Copy each line of the data below exactly, leaving out pictures.
** start of PROVIDED ENTRIES **
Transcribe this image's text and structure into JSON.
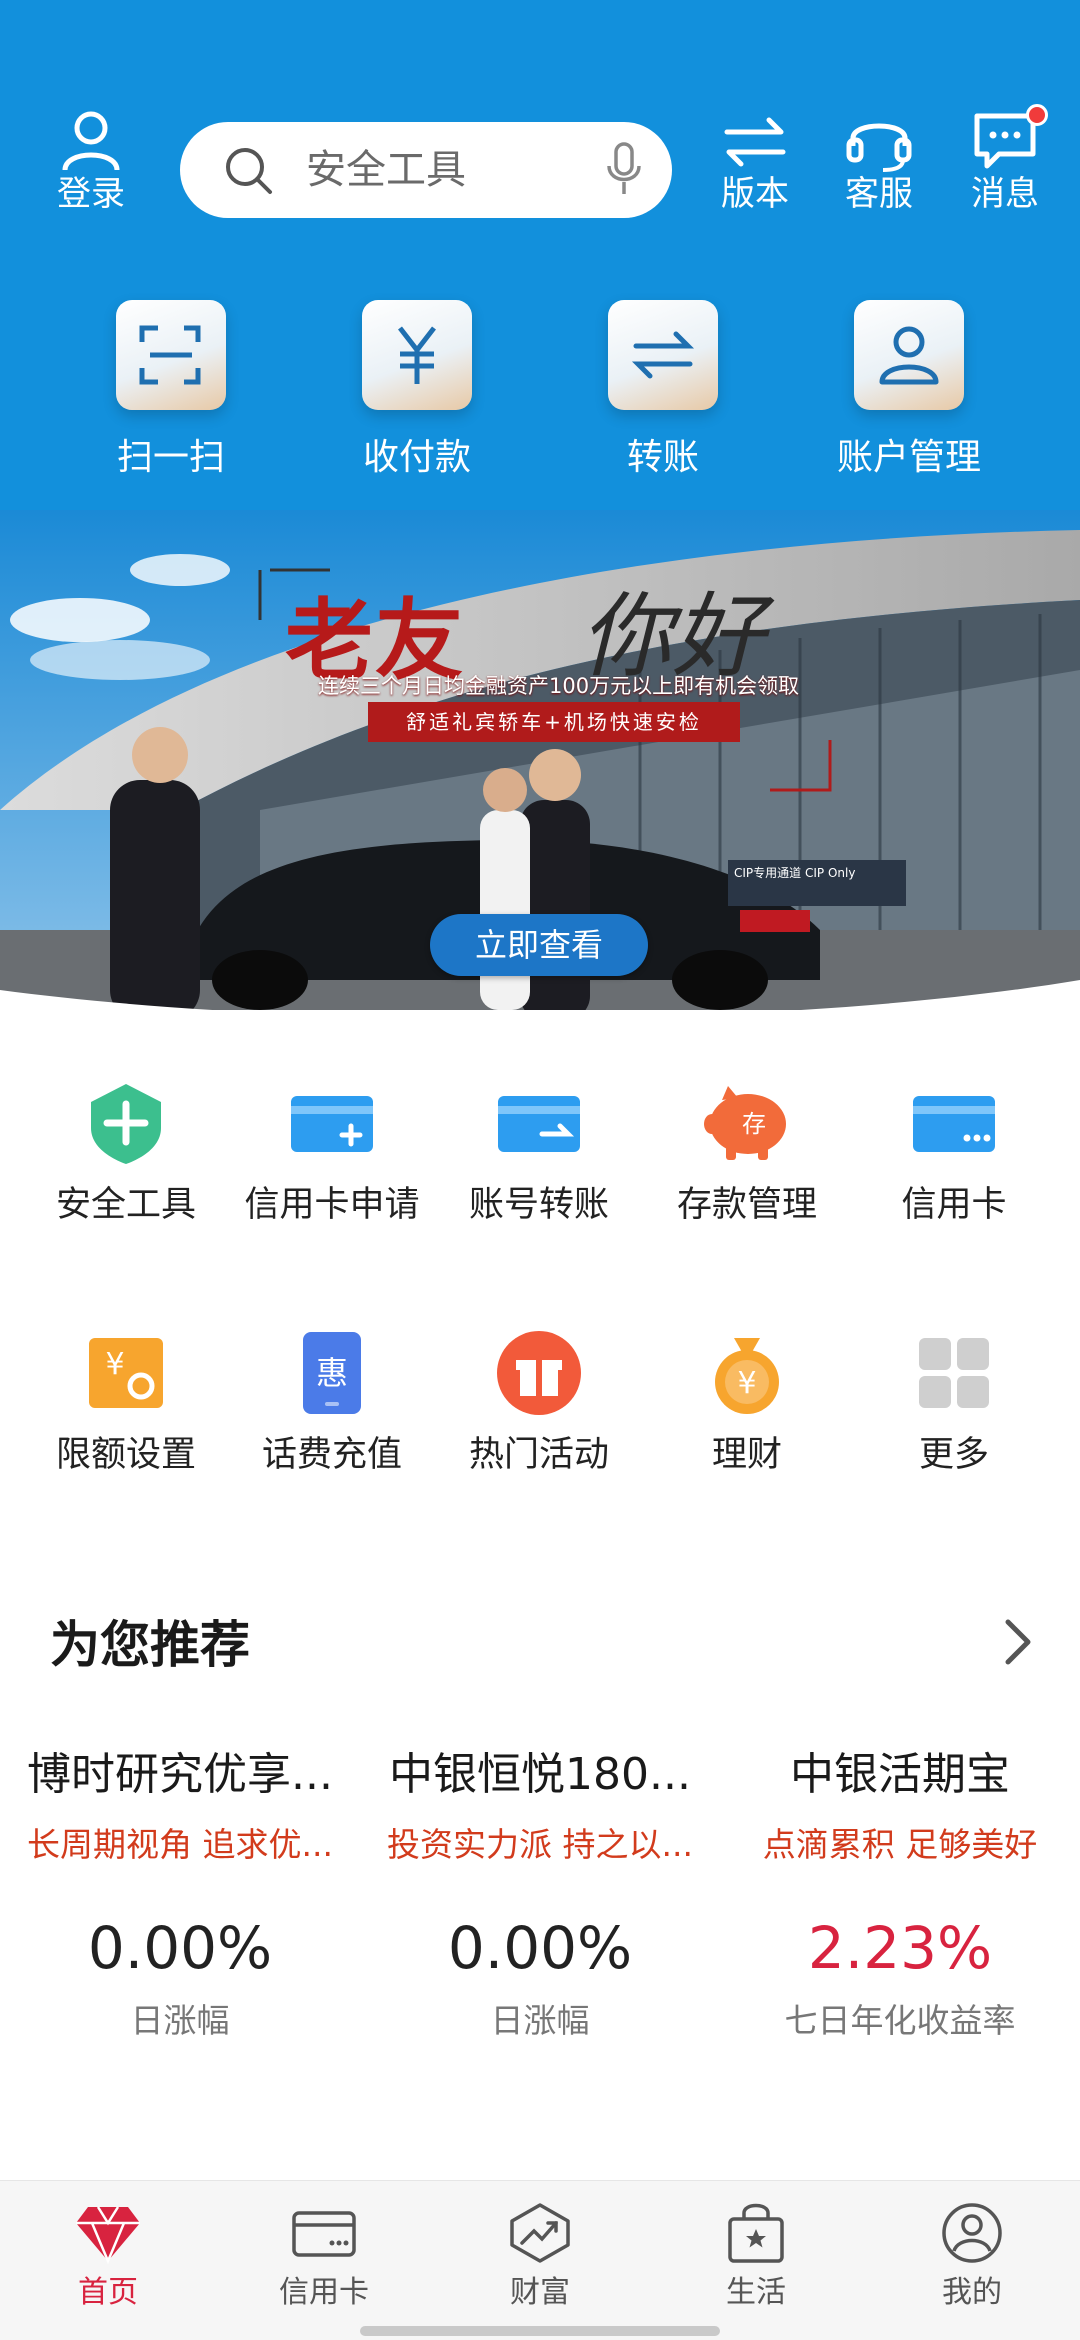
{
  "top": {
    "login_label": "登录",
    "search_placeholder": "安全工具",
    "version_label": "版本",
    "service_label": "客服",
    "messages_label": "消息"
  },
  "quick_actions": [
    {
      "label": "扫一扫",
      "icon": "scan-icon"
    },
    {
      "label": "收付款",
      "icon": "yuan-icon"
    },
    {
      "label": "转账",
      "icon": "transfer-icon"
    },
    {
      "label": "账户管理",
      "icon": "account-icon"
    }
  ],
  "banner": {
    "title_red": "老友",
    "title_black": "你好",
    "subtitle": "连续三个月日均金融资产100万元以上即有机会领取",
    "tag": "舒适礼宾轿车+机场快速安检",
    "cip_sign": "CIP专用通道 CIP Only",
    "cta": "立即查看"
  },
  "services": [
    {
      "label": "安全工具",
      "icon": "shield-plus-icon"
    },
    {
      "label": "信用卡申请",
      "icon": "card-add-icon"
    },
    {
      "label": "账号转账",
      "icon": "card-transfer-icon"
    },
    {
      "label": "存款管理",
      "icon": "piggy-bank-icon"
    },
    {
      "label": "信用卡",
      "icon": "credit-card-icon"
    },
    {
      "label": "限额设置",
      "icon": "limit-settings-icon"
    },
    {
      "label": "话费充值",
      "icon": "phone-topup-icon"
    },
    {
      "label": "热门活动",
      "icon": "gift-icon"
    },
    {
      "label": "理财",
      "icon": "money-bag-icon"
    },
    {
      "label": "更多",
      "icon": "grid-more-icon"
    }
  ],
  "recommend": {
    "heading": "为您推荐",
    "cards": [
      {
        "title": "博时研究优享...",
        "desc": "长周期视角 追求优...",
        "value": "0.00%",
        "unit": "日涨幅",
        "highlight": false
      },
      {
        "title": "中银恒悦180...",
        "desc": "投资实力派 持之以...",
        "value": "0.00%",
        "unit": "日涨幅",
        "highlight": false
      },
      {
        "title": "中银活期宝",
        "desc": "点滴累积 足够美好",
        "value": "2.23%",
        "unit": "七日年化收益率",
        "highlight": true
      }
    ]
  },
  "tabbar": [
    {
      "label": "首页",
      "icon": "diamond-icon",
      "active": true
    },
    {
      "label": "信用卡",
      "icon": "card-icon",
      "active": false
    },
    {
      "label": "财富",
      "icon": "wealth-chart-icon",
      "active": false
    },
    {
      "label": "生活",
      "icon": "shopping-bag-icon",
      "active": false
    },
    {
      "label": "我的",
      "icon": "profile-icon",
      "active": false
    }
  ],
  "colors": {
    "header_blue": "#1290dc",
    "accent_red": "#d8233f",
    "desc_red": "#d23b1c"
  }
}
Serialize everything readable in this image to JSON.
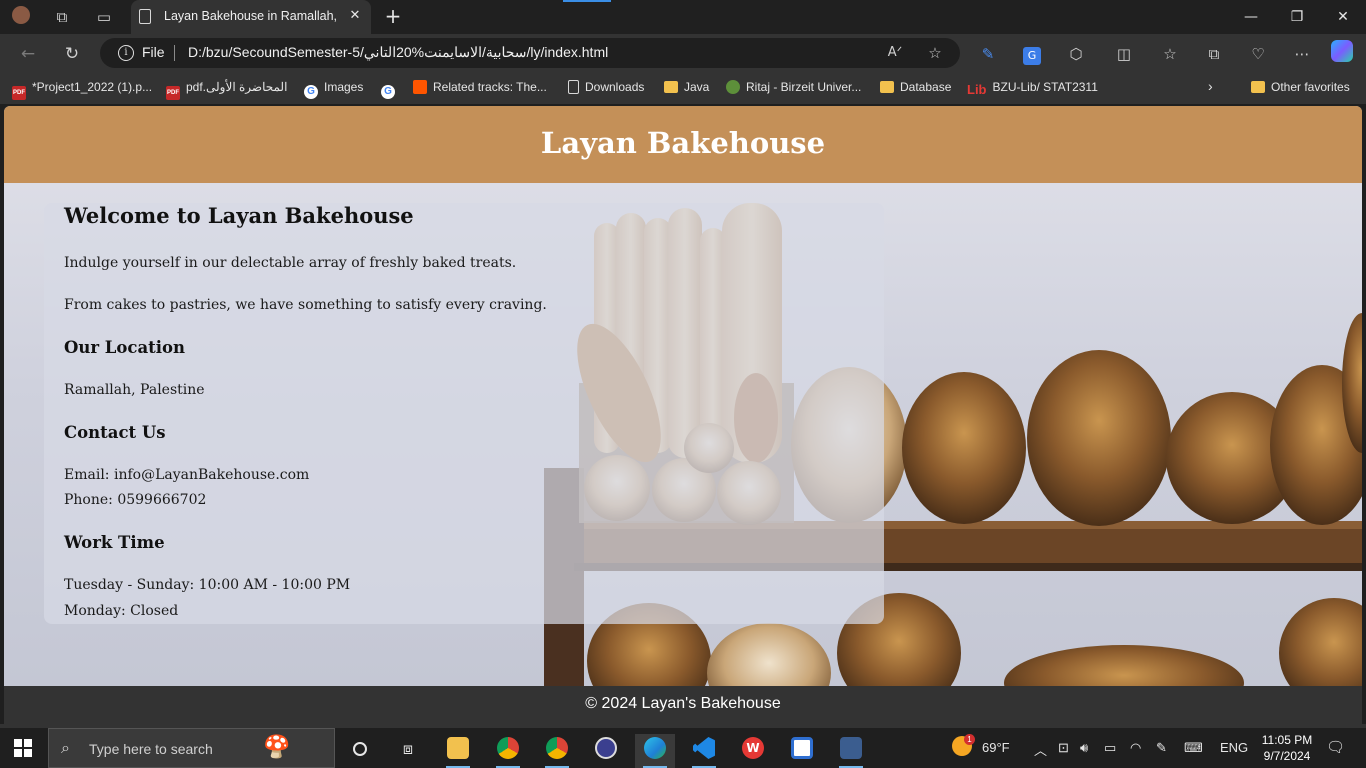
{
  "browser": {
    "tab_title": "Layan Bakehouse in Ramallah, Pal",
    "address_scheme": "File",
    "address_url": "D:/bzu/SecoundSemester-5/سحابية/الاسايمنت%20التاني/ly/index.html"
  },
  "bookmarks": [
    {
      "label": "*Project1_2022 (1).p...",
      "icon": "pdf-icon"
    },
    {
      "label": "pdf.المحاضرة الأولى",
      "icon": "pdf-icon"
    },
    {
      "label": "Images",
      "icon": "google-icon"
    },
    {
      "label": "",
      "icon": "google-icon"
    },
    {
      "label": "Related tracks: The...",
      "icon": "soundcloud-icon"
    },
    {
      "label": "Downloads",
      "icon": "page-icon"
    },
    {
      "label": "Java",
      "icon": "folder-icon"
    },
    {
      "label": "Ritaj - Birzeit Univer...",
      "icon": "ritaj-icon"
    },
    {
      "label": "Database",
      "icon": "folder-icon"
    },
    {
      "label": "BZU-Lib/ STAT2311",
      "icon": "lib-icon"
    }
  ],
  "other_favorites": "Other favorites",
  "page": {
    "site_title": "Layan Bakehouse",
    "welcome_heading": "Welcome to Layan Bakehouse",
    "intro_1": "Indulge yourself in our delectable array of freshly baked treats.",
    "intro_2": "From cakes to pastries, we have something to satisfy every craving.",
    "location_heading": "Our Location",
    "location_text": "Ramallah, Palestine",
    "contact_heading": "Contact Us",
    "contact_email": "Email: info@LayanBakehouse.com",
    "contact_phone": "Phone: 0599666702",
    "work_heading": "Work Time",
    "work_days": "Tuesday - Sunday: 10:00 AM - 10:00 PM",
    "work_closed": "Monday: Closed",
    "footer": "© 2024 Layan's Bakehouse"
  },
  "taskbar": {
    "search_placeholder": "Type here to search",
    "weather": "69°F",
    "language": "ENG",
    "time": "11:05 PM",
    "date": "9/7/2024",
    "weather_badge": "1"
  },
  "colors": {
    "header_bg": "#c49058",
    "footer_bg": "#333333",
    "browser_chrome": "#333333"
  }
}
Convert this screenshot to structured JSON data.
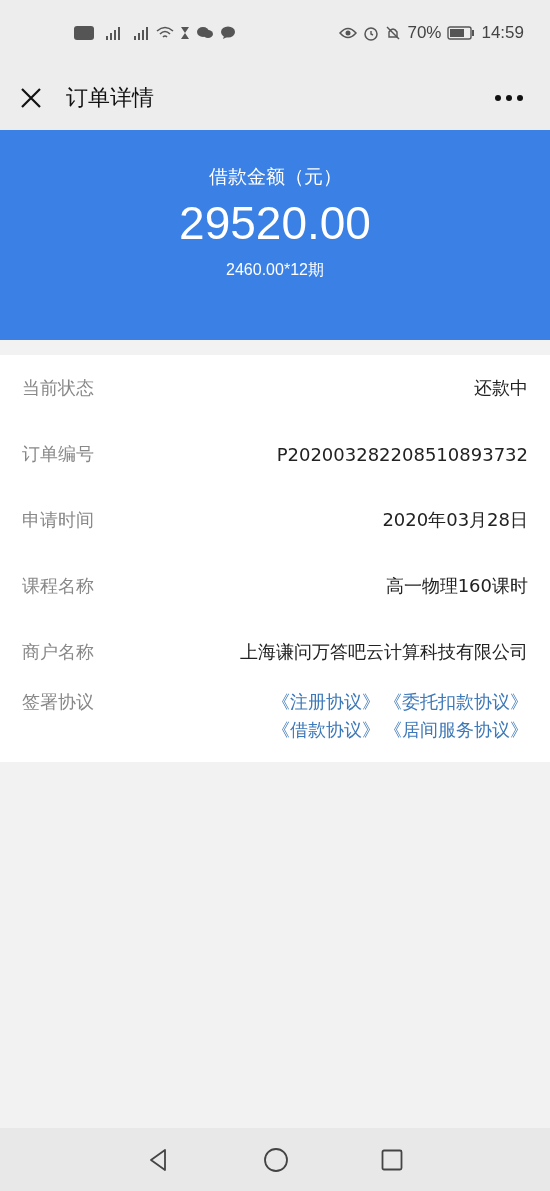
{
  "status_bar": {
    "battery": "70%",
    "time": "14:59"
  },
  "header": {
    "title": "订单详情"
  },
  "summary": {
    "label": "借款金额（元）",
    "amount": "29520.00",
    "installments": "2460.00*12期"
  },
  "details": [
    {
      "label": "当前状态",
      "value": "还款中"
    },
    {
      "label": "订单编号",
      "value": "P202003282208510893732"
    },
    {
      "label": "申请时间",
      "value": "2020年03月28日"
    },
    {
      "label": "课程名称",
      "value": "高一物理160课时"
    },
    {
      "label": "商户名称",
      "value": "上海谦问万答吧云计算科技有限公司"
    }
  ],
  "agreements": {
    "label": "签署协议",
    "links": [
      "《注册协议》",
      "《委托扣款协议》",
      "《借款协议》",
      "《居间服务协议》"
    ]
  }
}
** end of PROVIDED ENTRIES **
ANSWER FOR THE TASK —
Transcribe this image's text and structure into JSON.
{
  "top": {
    "login_label": "登录",
    "search_placeholder": "安全工具",
    "version_label": "版本",
    "service_label": "客服",
    "messages_label": "消息"
  },
  "quick_actions": [
    {
      "label": "扫一扫",
      "icon": "scan-icon"
    },
    {
      "label": "收付款",
      "icon": "yuan-icon"
    },
    {
      "label": "转账",
      "icon": "transfer-icon"
    },
    {
      "label": "账户管理",
      "icon": "account-icon"
    }
  ],
  "banner": {
    "title_red": "老友",
    "title_black": "你好",
    "subtitle": "连续三个月日均金融资产100万元以上即有机会领取",
    "tag": "舒适礼宾轿车+机场快速安检",
    "cip_sign": "CIP专用通道 CIP Only",
    "cta": "立即查看"
  },
  "services": [
    {
      "label": "安全工具",
      "icon": "shield-plus-icon"
    },
    {
      "label": "信用卡申请",
      "icon": "card-add-icon"
    },
    {
      "label": "账号转账",
      "icon": "card-transfer-icon"
    },
    {
      "label": "存款管理",
      "icon": "piggy-bank-icon"
    },
    {
      "label": "信用卡",
      "icon": "credit-card-icon"
    },
    {
      "label": "限额设置",
      "icon": "limit-settings-icon"
    },
    {
      "label": "话费充值",
      "icon": "phone-topup-icon"
    },
    {
      "label": "热门活动",
      "icon": "gift-icon"
    },
    {
      "label": "理财",
      "icon": "money-bag-icon"
    },
    {
      "label": "更多",
      "icon": "grid-more-icon"
    }
  ],
  "recommend": {
    "heading": "为您推荐",
    "cards": [
      {
        "title": "博时研究优享...",
        "desc": "长周期视角 追求优...",
        "value": "0.00%",
        "unit": "日涨幅",
        "highlight": false
      },
      {
        "title": "中银恒悦180...",
        "desc": "投资实力派 持之以...",
        "value": "0.00%",
        "unit": "日涨幅",
        "highlight": false
      },
      {
        "title": "中银活期宝",
        "desc": "点滴累积 足够美好",
        "value": "2.23%",
        "unit": "七日年化收益率",
        "highlight": true
      }
    ]
  },
  "tabbar": [
    {
      "label": "首页",
      "icon": "diamond-icon",
      "active": true
    },
    {
      "label": "信用卡",
      "icon": "card-icon",
      "active": false
    },
    {
      "label": "财富",
      "icon": "wealth-chart-icon",
      "active": false
    },
    {
      "label": "生活",
      "icon": "shopping-bag-icon",
      "active": false
    },
    {
      "label": "我的",
      "icon": "profile-icon",
      "active": false
    }
  ],
  "colors": {
    "header_blue": "#1290dc",
    "accent_red": "#d8233f",
    "desc_red": "#d23b1c"
  }
}
Serialize everything readable in this image to JSON.
{
  "browser": {
    "tab_title": "Layan Bakehouse in Ramallah, Pal",
    "address_scheme": "File",
    "address_url": "D:/bzu/SecoundSemester-5/سحابية/الاسايمنت%20التاني/ly/index.html"
  },
  "bookmarks": [
    {
      "label": "*Project1_2022 (1).p...",
      "icon": "pdf-icon"
    },
    {
      "label": "pdf.المحاضرة الأولى",
      "icon": "pdf-icon"
    },
    {
      "label": "Images",
      "icon": "google-icon"
    },
    {
      "label": "",
      "icon": "google-icon"
    },
    {
      "label": "Related tracks: The...",
      "icon": "soundcloud-icon"
    },
    {
      "label": "Downloads",
      "icon": "page-icon"
    },
    {
      "label": "Java",
      "icon": "folder-icon"
    },
    {
      "label": "Ritaj - Birzeit Univer...",
      "icon": "ritaj-icon"
    },
    {
      "label": "Database",
      "icon": "folder-icon"
    },
    {
      "label": "BZU-Lib/ STAT2311",
      "icon": "lib-icon"
    }
  ],
  "other_favorites": "Other favorites",
  "page": {
    "site_title": "Layan Bakehouse",
    "welcome_heading": "Welcome to Layan Bakehouse",
    "intro_1": "Indulge yourself in our delectable array of freshly baked treats.",
    "intro_2": "From cakes to pastries, we have something to satisfy every craving.",
    "location_heading": "Our Location",
    "location_text": "Ramallah, Palestine",
    "contact_heading": "Contact Us",
    "contact_email": "Email: info@LayanBakehouse.com",
    "contact_phone": "Phone: 0599666702",
    "work_heading": "Work Time",
    "work_days": "Tuesday - Sunday: 10:00 AM - 10:00 PM",
    "work_closed": "Monday: Closed",
    "footer": "© 2024 Layan's Bakehouse"
  },
  "taskbar": {
    "search_placeholder": "Type here to search",
    "weather": "69°F",
    "language": "ENG",
    "time": "11:05 PM",
    "date": "9/7/2024",
    "weather_badge": "1"
  },
  "colors": {
    "header_bg": "#c49058",
    "footer_bg": "#333333",
    "browser_chrome": "#333333"
  }
}
Convert this screenshot to structured JSON data.
{
  "status_bar": {
    "battery": "70%",
    "time": "14:59"
  },
  "header": {
    "title": "订单详情"
  },
  "summary": {
    "label": "借款金额（元）",
    "amount": "29520.00",
    "installments": "2460.00*12期"
  },
  "details": [
    {
      "label": "当前状态",
      "value": "还款中"
    },
    {
      "label": "订单编号",
      "value": "P202003282208510893732"
    },
    {
      "label": "申请时间",
      "value": "2020年03月28日"
    },
    {
      "label": "课程名称",
      "value": "高一物理160课时"
    },
    {
      "label": "商户名称",
      "value": "上海谦问万答吧云计算科技有限公司"
    }
  ],
  "agreements": {
    "label": "签署协议",
    "links": [
      "《注册协议》",
      "《委托扣款协议》",
      "《借款协议》",
      "《居间服务协议》"
    ]
  }
}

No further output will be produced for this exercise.